-- Data lines start --

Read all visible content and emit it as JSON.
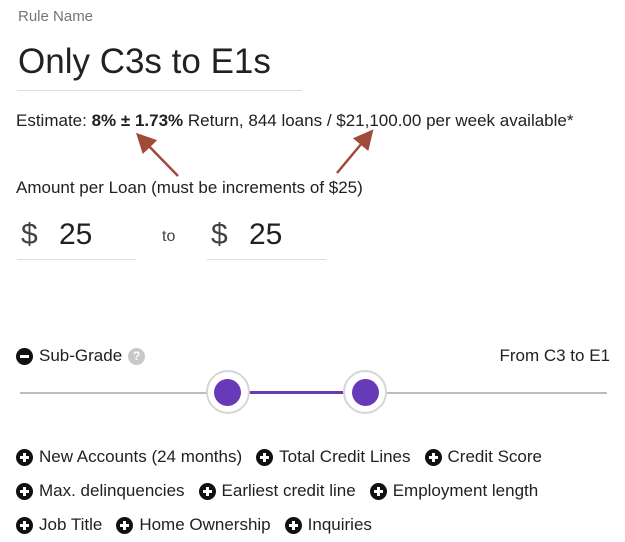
{
  "rule_name": {
    "label": "Rule Name",
    "value": "Only C3s to E1s"
  },
  "estimate": {
    "prefix": "Estimate:",
    "return_value": "8% ± 1.73%",
    "suffix": "Return, 844 loans / $21,100.00 per week available*",
    "arrow_color": "#a04a3a"
  },
  "amount": {
    "label": "Amount per Loan (must be increments of $25)",
    "currency": "$",
    "min_value": "25",
    "max_value": "25",
    "to_label": "to"
  },
  "subgrade": {
    "toggle_icon": "minus-circle-icon",
    "label": "Sub-Grade",
    "help_glyph": "?",
    "range_text": "From C3 to E1",
    "accent_color": "#673ab7",
    "slider_low_fraction": 0.354,
    "slider_high_fraction": 0.588
  },
  "filters": {
    "rows": [
      [
        "New Accounts (24 months)",
        "Total Credit Lines",
        "Credit Score"
      ],
      [
        "Max. delinquencies",
        "Earliest credit line",
        "Employment length"
      ],
      [
        "Job Title",
        "Home Ownership",
        "Inquiries"
      ]
    ]
  }
}
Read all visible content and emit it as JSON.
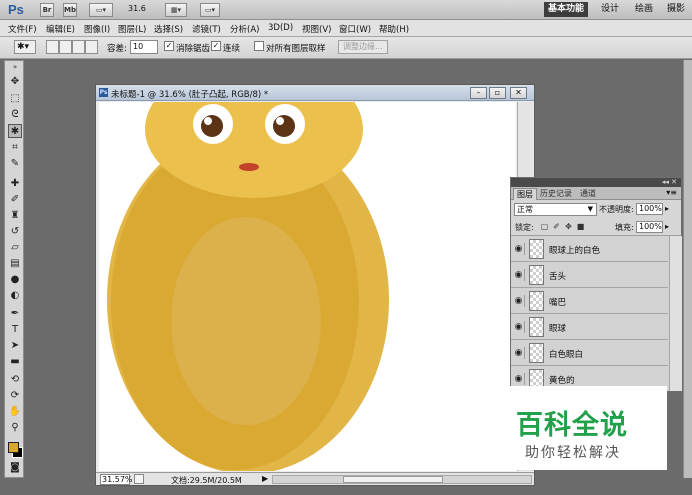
{
  "appbar": {
    "logo": "Ps",
    "btn_br": "Br",
    "btn_mb": "Mb",
    "zoom": "31.6",
    "workspaces": [
      "基本功能",
      "设计",
      "绘画",
      "摄影"
    ],
    "active_workspace": "基本功能"
  },
  "menu": [
    "文件(F)",
    "编辑(E)",
    "图像(I)",
    "图层(L)",
    "选择(S)",
    "滤镜(T)",
    "分析(A)",
    "3D(D)",
    "视图(V)",
    "窗口(W)",
    "帮助(H)"
  ],
  "options": {
    "tolerance_label": "容差:",
    "tolerance_value": "10",
    "antialias_label": "消除锯齿",
    "contiguous_label": "连续",
    "all_layers_label": "对所有图层取样",
    "refine_edge_label": "调整边缘..."
  },
  "document": {
    "title": "未标题-1 @ 31.6% (肚子凸起, RGB/8) *",
    "zoom": "31.57%",
    "doc_size": "文档:29.5M/20.5M",
    "colors": {
      "head": "#ebc04d",
      "body_outer": "#e2b547",
      "body_mid": "#d9a932",
      "belly": "#dcb04a",
      "eye_white": "#ffffff",
      "pupil": "#5c3314",
      "mouth": "#c2412a"
    }
  },
  "toolbox": {
    "foreground_color": "#d8a836",
    "background_color": "#000000",
    "tools": [
      "move-tool",
      "marquee-tool",
      "lasso-tool",
      "magic-wand-tool",
      "crop-tool",
      "eyedropper-tool",
      "healing-brush-tool",
      "brush-tool",
      "clone-stamp-tool",
      "history-brush-tool",
      "eraser-tool",
      "gradient-tool",
      "blur-tool",
      "dodge-tool",
      "pen-tool",
      "type-tool",
      "path-selection-tool",
      "shape-tool",
      "3d-rotate-tool",
      "3d-orbit-tool",
      "hand-tool",
      "zoom-tool"
    ]
  },
  "layers_panel": {
    "tabs": [
      "图层",
      "历史记录",
      "通道"
    ],
    "blend_mode": "正常",
    "opacity_label": "不透明度:",
    "opacity_value": "100%",
    "lock_label": "锁定:",
    "fill_label": "填充:",
    "fill_value": "100%",
    "layers": [
      "眼球上的白色",
      "舌头",
      "嘴巴",
      "眼球",
      "白色眼白",
      "黄色的"
    ]
  },
  "watermark": {
    "title": "百科全说",
    "subtitle": "助你轻松解决"
  }
}
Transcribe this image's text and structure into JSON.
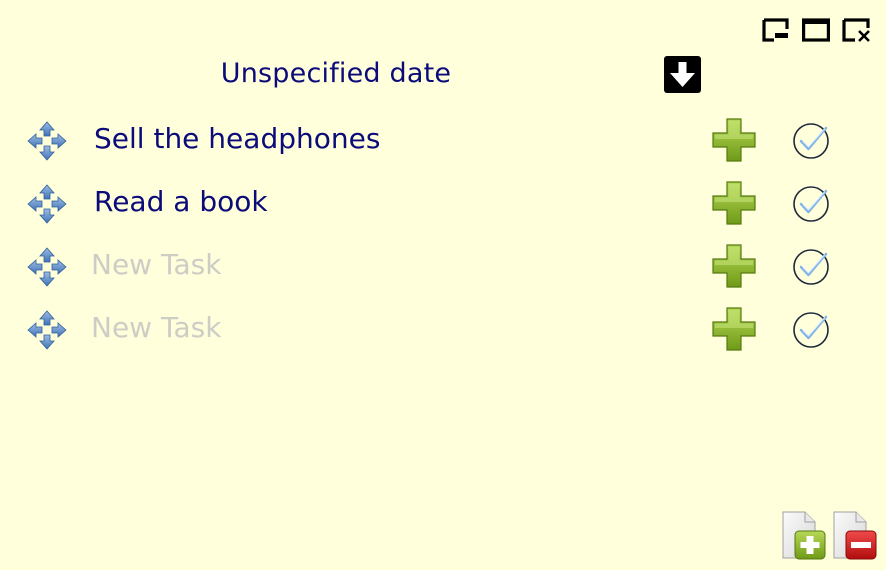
{
  "header": {
    "title": "Unspecified date",
    "sort_icon": "arrow-down-icon"
  },
  "window_controls": [
    {
      "name": "restore",
      "icon": "restore-window-icon"
    },
    {
      "name": "maximize",
      "icon": "maximize-window-icon"
    },
    {
      "name": "close",
      "icon": "close-window-icon"
    }
  ],
  "tasks": [
    {
      "text": "Sell the headphones",
      "is_placeholder": false
    },
    {
      "text": "Read a book",
      "is_placeholder": false
    },
    {
      "text": "New Task",
      "is_placeholder": true
    },
    {
      "text": "New Task",
      "is_placeholder": true
    }
  ],
  "row_icons": {
    "move": "move-arrows-icon",
    "add": "green-plus-icon",
    "complete": "check-circle-icon"
  },
  "footer": {
    "add_list_icon": "document-add-icon",
    "remove_list_icon": "document-remove-icon"
  },
  "colors": {
    "background": "#ffffdc",
    "task_text": "#0b0b7a",
    "placeholder_text": "#cdcdc6",
    "plus_green": "#8db52c",
    "remove_red": "#d11a1a"
  }
}
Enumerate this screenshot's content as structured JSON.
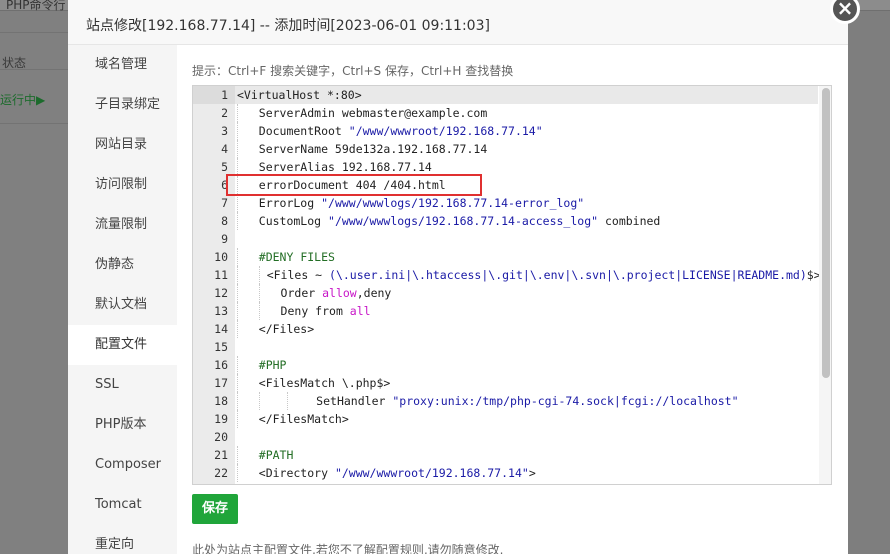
{
  "background": {
    "top_tabs": [
      "PHP命令行",
      "…",
      "…",
      "…"
    ],
    "status_label": "状态",
    "running_label": "运行中▶"
  },
  "dialog": {
    "title": "站点修改[192.168.77.14] -- 添加时间[2023-06-01 09:11:03]",
    "close_label": "×",
    "sidebar": [
      {
        "label": "域名管理",
        "active": false
      },
      {
        "label": "子目录绑定",
        "active": false
      },
      {
        "label": "网站目录",
        "active": false
      },
      {
        "label": "访问限制",
        "active": false
      },
      {
        "label": "流量限制",
        "active": false
      },
      {
        "label": "伪静态",
        "active": false
      },
      {
        "label": "默认文档",
        "active": false
      },
      {
        "label": "配置文件",
        "active": true
      },
      {
        "label": "SSL",
        "active": false
      },
      {
        "label": "PHP版本",
        "active": false
      },
      {
        "label": "Composer",
        "active": false
      },
      {
        "label": "Tomcat",
        "active": false
      },
      {
        "label": "重定向",
        "active": false
      }
    ],
    "hint": "提示：Ctrl+F 搜索关键字，Ctrl+S 保存，Ctrl+H 查找替换",
    "save_label": "保存",
    "note": "此处为站点主配置文件,若您不了解配置规则,请勿随意修改."
  },
  "editor": {
    "active_line": 1,
    "lines": [
      "<VirtualHost *:80>",
      "    ServerAdmin webmaster@example.com",
      "    DocumentRoot \"/www/wwwroot/192.168.77.14\"",
      "    ServerName 59de132a.192.168.77.14",
      "    ServerAlias 192.168.77.14",
      "    errorDocument 404 /404.html",
      "    ErrorLog \"/www/wwwlogs/192.168.77.14-error_log\"",
      "    CustomLog \"/www/wwwlogs/192.168.77.14-access_log\" combined",
      "",
      "    #DENY FILES",
      "     <Files ~ (\\.user.ini|\\.htaccess|\\.git|\\.env|\\.svn|\\.project|LICENSE|README.md)$>",
      "       Order allow,deny",
      "       Deny from all",
      "    </Files>",
      "",
      "    #PHP",
      "    <FilesMatch \\.php$>",
      "            SetHandler \"proxy:unix:/tmp/php-cgi-74.sock|fcgi://localhost\"",
      "    </FilesMatch>",
      "",
      "    #PATH",
      "    <Directory \"/www/wwwroot/192.168.77.14\">"
    ]
  },
  "colors": {
    "accent": "#20a53a",
    "highlight_border": "#e03030",
    "string": "#1a1aa6",
    "keyword": "#c817c8",
    "comment": "#236e25"
  }
}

-- Data lines end --

» What you will do: Using the data above, copy each line that contains "circle".

» Response:
    "toggle_icon": "minus-circle-icon",
    "complete": "check-circle-icon"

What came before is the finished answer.